Copy the material from its first line through the line with "lock-icon [11,176,23,193]", substituting "clickable" for every "interactable" and changing nothing else.

Data listing
◇ ◇ ◇ ◇
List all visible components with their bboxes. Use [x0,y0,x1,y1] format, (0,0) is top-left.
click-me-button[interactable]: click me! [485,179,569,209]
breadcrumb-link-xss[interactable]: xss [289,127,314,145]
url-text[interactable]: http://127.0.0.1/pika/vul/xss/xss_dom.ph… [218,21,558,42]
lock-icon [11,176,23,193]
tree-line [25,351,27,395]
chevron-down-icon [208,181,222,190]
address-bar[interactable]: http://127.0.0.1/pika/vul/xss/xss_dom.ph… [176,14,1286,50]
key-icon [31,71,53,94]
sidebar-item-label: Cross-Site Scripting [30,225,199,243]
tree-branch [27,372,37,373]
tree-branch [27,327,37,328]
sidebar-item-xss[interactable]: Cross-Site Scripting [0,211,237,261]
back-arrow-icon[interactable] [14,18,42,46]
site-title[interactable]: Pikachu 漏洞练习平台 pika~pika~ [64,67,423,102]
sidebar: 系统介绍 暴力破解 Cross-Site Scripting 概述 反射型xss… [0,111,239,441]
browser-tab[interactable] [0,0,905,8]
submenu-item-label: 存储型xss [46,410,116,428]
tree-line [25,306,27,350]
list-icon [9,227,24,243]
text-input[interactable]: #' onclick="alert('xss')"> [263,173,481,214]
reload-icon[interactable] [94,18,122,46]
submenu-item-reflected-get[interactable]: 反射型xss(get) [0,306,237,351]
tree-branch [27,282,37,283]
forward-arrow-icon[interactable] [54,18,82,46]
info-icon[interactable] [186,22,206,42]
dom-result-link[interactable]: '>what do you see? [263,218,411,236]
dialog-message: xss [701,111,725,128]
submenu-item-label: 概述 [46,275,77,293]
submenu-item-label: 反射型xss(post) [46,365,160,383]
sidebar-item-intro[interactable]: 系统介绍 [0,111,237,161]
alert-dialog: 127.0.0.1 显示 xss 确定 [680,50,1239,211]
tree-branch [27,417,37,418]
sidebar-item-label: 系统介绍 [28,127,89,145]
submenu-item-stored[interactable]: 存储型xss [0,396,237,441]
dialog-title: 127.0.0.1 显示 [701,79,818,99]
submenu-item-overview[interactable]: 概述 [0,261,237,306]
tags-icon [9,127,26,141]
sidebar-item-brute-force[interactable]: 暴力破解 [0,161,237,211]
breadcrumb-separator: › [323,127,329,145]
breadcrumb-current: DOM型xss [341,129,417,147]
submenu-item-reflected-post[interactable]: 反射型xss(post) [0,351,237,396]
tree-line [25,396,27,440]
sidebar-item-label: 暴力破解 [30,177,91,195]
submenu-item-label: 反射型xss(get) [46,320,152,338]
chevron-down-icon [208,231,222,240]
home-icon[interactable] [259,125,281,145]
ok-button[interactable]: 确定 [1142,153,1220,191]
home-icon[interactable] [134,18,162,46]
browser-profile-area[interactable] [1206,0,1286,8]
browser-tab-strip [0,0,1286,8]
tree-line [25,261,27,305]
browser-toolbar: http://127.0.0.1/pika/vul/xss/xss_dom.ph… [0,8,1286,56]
◇ ◇ ◇ ◇
• _PROBLEM SOLUTION_
List all visible components with their bboxes. Use [x0,y0,x1,y1] format, (0,0) is top-left.
click-me-button[clickable]: click me! [485,179,569,209]
breadcrumb-link-xss[clickable]: xss [289,127,314,145]
url-text[clickable]: http://127.0.0.1/pika/vul/xss/xss_dom.ph… [218,21,558,42]
lock-icon [11,176,23,193]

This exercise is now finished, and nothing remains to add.